--- start DATA LINES ---
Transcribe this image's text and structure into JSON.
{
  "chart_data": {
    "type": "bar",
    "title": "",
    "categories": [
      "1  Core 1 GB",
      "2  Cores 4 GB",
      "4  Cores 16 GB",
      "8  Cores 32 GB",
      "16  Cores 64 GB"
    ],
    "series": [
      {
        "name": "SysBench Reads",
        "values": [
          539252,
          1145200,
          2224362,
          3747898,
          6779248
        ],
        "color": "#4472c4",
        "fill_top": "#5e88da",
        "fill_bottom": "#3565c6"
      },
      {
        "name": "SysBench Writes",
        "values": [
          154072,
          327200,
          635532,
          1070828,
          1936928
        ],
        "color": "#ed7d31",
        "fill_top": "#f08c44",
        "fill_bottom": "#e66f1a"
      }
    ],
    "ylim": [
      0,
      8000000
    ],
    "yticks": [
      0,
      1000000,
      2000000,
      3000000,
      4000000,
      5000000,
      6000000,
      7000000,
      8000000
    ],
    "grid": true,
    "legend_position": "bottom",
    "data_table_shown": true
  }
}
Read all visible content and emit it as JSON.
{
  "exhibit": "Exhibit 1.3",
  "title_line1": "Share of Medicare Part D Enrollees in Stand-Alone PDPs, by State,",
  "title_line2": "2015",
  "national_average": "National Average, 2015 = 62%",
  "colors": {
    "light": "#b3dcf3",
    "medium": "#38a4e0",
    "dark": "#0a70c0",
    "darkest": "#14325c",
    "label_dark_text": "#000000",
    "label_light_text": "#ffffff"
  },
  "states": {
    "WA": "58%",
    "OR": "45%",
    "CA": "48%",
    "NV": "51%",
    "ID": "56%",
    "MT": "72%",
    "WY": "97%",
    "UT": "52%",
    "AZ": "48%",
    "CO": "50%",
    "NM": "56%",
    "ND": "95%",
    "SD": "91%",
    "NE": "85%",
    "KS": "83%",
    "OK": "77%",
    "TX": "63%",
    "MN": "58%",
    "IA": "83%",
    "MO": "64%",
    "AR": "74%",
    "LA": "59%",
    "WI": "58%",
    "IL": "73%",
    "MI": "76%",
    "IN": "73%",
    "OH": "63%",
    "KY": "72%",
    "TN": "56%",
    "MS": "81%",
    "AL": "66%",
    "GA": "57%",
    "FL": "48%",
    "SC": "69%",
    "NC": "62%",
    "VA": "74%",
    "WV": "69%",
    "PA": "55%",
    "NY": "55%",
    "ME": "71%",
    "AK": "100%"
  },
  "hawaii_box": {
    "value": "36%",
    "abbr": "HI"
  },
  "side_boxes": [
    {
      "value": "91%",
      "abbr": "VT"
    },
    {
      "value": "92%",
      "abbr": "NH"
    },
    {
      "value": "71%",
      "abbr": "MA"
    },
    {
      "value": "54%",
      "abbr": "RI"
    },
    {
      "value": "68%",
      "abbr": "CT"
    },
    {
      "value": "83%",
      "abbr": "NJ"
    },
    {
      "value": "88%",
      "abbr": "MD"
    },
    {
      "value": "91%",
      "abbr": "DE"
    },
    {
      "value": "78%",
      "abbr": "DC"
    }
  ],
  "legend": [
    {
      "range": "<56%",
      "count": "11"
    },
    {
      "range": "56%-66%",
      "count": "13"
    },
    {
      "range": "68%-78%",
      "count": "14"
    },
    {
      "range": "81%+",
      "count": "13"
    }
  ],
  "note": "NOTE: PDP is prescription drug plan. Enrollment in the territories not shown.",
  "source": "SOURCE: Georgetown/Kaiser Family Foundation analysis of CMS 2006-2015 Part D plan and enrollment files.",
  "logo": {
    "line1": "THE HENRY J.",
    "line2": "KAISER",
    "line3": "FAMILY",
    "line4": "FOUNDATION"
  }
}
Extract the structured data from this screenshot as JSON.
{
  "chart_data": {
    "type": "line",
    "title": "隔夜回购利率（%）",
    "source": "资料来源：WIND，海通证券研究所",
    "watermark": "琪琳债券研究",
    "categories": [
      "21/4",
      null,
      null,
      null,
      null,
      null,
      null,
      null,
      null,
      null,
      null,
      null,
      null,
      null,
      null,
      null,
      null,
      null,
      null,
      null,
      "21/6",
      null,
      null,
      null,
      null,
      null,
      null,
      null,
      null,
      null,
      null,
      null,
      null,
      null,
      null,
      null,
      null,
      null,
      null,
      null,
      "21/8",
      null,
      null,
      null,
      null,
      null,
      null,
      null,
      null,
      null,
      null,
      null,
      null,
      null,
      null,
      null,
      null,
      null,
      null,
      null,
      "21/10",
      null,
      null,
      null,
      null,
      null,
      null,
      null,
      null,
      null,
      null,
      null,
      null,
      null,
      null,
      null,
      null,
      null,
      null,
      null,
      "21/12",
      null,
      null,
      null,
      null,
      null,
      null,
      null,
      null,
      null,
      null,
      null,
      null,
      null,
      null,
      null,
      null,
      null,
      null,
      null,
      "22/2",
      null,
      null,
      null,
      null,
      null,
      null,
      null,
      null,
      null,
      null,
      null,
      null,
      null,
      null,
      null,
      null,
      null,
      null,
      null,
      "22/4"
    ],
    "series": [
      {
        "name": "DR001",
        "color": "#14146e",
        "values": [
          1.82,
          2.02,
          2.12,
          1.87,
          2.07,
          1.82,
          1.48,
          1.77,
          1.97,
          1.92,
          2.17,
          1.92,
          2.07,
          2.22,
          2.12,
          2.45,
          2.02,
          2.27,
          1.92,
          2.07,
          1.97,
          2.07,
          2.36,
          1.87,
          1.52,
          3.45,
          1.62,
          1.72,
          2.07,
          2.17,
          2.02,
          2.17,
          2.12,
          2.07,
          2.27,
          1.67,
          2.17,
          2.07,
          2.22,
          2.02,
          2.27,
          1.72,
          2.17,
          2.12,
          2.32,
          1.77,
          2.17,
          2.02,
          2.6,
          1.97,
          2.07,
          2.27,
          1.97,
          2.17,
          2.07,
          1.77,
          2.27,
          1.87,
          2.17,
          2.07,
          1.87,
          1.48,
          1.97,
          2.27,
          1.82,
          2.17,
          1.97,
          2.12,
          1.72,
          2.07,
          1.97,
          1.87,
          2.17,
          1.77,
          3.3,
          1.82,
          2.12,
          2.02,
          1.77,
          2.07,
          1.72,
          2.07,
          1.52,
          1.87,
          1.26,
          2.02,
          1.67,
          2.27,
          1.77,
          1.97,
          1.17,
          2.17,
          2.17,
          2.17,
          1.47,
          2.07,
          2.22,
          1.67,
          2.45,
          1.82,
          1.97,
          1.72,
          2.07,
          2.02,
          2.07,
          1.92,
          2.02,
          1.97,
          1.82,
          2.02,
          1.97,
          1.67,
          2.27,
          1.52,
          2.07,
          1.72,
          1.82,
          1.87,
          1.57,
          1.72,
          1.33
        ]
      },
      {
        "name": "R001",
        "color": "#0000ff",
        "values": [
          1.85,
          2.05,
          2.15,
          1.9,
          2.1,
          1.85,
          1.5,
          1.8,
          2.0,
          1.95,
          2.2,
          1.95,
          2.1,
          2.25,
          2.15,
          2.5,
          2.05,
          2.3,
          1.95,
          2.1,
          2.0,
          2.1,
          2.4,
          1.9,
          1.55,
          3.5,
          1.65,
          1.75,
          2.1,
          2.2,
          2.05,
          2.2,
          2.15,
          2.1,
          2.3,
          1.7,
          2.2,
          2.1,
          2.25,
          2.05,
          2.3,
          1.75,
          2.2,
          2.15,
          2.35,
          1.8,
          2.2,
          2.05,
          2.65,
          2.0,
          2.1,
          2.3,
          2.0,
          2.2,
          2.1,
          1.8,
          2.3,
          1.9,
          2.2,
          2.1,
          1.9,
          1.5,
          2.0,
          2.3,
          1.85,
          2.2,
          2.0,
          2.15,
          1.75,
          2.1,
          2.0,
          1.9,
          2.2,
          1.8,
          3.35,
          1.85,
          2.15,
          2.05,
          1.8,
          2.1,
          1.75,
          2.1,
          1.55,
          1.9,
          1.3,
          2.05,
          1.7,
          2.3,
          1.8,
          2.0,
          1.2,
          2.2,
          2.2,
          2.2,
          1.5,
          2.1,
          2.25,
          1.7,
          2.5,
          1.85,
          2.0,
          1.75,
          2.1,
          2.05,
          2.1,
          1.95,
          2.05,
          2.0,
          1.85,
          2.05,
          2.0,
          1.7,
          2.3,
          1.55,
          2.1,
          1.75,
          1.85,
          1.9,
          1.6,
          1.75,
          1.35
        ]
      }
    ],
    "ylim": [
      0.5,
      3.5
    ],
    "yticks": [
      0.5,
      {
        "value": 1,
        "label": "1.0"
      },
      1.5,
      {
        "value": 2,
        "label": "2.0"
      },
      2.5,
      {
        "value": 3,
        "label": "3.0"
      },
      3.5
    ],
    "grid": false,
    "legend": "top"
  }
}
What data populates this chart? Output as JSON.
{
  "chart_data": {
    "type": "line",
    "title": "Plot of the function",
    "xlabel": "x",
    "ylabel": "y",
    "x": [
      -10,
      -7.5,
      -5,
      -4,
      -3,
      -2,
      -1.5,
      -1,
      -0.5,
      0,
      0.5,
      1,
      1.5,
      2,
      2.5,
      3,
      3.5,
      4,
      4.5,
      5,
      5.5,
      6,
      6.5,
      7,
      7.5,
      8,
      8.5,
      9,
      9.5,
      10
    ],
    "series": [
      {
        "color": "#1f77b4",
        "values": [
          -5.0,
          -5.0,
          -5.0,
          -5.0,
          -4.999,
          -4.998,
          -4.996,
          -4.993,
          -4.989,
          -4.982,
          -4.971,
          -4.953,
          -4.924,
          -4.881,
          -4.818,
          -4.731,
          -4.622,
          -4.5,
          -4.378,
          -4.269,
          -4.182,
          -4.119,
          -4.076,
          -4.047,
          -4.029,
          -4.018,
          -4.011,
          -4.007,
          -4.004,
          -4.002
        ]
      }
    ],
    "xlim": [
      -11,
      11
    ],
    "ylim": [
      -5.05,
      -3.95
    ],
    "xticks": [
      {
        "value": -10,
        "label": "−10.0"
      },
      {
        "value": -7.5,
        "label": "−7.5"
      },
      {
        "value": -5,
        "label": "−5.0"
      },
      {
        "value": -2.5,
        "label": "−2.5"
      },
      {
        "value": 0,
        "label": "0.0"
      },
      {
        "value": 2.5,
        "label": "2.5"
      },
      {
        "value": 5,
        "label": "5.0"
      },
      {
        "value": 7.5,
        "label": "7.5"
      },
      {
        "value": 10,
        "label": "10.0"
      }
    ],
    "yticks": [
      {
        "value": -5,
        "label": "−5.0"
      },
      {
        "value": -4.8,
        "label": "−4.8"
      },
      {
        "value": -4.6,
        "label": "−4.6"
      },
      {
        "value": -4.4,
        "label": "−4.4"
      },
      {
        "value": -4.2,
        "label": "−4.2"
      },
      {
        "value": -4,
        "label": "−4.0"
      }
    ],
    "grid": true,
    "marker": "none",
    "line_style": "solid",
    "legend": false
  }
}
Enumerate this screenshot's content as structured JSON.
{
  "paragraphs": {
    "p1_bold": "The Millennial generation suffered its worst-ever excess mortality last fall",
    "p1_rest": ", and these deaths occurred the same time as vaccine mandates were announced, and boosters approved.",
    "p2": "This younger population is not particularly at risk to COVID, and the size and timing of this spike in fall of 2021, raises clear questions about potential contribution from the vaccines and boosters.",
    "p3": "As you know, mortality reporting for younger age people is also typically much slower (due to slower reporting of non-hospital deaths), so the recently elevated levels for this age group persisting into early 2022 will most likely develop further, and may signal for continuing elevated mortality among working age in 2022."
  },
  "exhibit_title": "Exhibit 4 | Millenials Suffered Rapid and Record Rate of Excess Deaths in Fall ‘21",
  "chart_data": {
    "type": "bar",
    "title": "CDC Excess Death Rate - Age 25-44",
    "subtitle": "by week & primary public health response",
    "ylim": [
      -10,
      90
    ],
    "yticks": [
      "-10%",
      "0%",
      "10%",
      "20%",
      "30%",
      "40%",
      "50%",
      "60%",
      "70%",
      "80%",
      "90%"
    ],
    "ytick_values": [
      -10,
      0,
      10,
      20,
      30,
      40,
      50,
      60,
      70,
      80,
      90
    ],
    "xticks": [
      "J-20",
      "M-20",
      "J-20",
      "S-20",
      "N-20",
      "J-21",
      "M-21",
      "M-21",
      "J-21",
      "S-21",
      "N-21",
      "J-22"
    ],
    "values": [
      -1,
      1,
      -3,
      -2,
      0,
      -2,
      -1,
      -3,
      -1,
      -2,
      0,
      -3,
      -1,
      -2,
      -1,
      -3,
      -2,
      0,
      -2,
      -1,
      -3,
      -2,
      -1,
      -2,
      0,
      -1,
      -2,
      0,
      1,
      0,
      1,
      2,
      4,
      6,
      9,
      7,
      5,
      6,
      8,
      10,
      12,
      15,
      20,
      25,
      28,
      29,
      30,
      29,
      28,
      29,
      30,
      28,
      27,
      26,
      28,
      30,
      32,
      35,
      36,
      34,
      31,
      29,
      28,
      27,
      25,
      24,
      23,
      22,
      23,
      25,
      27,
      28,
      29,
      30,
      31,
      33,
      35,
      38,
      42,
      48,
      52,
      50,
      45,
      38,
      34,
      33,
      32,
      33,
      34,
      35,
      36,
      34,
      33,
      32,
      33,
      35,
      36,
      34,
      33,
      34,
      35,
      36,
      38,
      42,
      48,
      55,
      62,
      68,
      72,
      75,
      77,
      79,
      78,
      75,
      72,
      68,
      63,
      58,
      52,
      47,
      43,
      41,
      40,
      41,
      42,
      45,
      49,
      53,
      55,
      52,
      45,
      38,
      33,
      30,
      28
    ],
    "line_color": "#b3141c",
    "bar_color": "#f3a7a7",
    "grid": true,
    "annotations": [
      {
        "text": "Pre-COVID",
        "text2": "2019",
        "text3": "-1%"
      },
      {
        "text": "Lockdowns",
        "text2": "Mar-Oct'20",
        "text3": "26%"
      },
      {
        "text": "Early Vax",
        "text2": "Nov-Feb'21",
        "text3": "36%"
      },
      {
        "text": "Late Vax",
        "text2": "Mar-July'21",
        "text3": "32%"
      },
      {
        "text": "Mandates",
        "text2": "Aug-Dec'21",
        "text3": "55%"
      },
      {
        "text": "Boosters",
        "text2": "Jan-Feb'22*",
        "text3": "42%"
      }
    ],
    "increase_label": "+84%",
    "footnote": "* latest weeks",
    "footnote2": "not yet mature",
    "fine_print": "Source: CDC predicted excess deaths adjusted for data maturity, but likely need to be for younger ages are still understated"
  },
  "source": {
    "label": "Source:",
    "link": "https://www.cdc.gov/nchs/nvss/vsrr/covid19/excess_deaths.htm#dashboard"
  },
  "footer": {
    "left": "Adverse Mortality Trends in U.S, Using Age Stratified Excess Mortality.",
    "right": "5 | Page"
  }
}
--- end DATA LINES ---
- _GOAL_
Scan the material above for the string "from" and return the lines that hold it.

- _SOLUTION_
Extract the structured data from this screenshot as JSON.
    "p2": "This younger population is not particularly at risk to COVID, and the size and timing of this spike in fall of 2021, raises clear questions about potential contribution from the vaccines and boosters.",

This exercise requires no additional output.